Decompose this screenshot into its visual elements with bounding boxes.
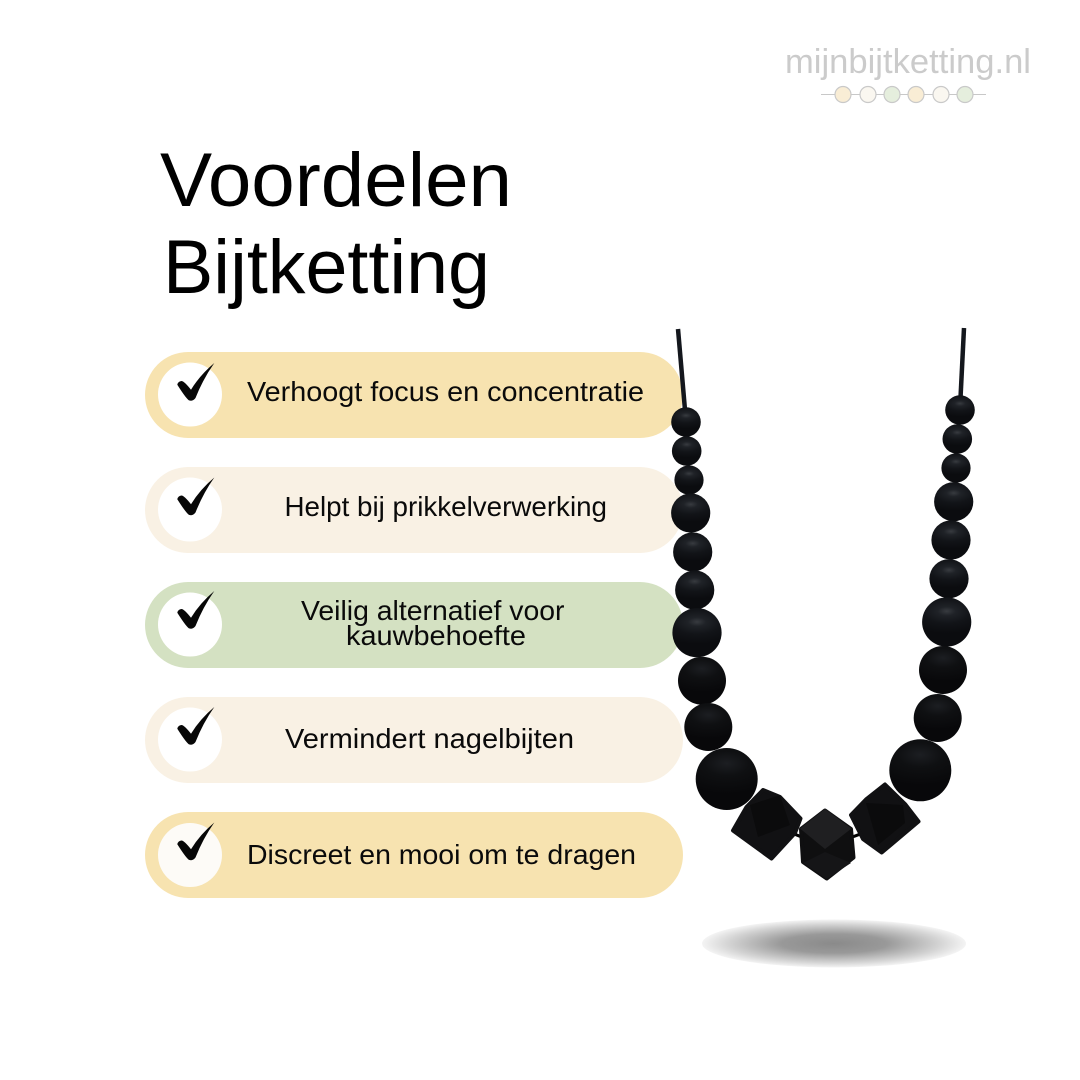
title: Voordelen — [160, 138, 512, 223]
logo: mijnbijtketting.nl: mijnbijtketting.nl — [785, 43, 1031, 81]
benefit: Verhoogt focus en concentratie: Verhoogt focus en concentratie — [247, 376, 644, 407]
benefit: Vermindert nagelbijten — [145, 697, 683, 783]
logo: mijnbijtketting.nl — [785, 43, 1031, 102]
benefit: Vermindert nagelbijten: Vermindert nagelbijten — [285, 723, 574, 754]
benefit: Veilig alternatief voor kauwbehoefte: Veilig alternatief voor — [301, 595, 564, 626]
necklace — [671, 328, 975, 879]
benefit: Discreet en mooi om te dragen — [145, 812, 683, 898]
title — [160, 138, 512, 310]
benefit: Discreet en mooi om te dragen: Discreet en mooi om te dragen — [247, 839, 636, 870]
beads: left strand — [671, 407, 758, 810]
benefit: Helpt bij prikkelverwerking — [145, 467, 683, 553]
title: Bijtketting — [163, 225, 490, 310]
hexagonal bead: center — [800, 809, 854, 879]
hexagonal bead: left — [733, 790, 800, 858]
benefit: Veilig alternatief voor kauwbehoefte: kauwbehoefte — [346, 620, 526, 651]
necklace shadow — [702, 920, 966, 968]
beads: right strand — [889, 395, 975, 801]
benefit: Veilig alternatief voor kauwbehoefte — [145, 582, 683, 668]
cord — [678, 328, 964, 841]
benefit: Verhoogt focus en concentratie — [145, 352, 683, 438]
hexagonal bead: right — [851, 784, 918, 852]
benefit: Helpt bij prikkelverwerking: Helpt bij prikkelverwerking — [284, 491, 607, 522]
····················
Edit the rows above by replacing every "benefit" with "advantage" and keeping everything else the same. Leave the pictures out of your answer.

__Task solution__.
Decompose this screenshot into its visual elements with bounding boxes.
title: Voordelen — [160, 138, 512, 223]
logo: mijnbijtketting.nl: mijnbijtketting.nl — [785, 43, 1031, 81]
advantage: Verhoogt focus en concentratie: Verhoogt focus en concentratie — [247, 376, 644, 407]
advantage: Vermindert nagelbijten — [145, 697, 683, 783]
logo: mijnbijtketting.nl — [785, 43, 1031, 102]
advantage: Vermindert nagelbijten: Vermindert nagelbijten — [285, 723, 574, 754]
advantage: Veilig alternatief voor kauwbehoefte: Veilig alternatief voor — [301, 595, 564, 626]
necklace — [671, 328, 975, 879]
advantage: Discreet en mooi om te dragen — [145, 812, 683, 898]
title — [160, 138, 512, 310]
advantage: Discreet en mooi om te dragen: Discreet en mooi om te dragen — [247, 839, 636, 870]
beads: left strand — [671, 407, 758, 810]
advantage: Helpt bij prikkelverwerking — [145, 467, 683, 553]
title: Bijtketting — [163, 225, 490, 310]
hexagonal bead: center — [800, 809, 854, 879]
hexagonal bead: left — [733, 790, 800, 858]
advantage: Veilig alternatief voor kauwbehoefte: kauwbehoefte — [346, 620, 526, 651]
necklace shadow — [702, 920, 966, 968]
beads: right strand — [889, 395, 975, 801]
advantage: Veilig alternatief voor kauwbehoefte — [145, 582, 683, 668]
cord — [678, 328, 964, 841]
advantage: Verhoogt focus en concentratie — [145, 352, 683, 438]
hexagonal bead: right — [851, 784, 918, 852]
advantage: Helpt bij prikkelverwerking: Helpt bij prikkelverwerking — [284, 491, 607, 522]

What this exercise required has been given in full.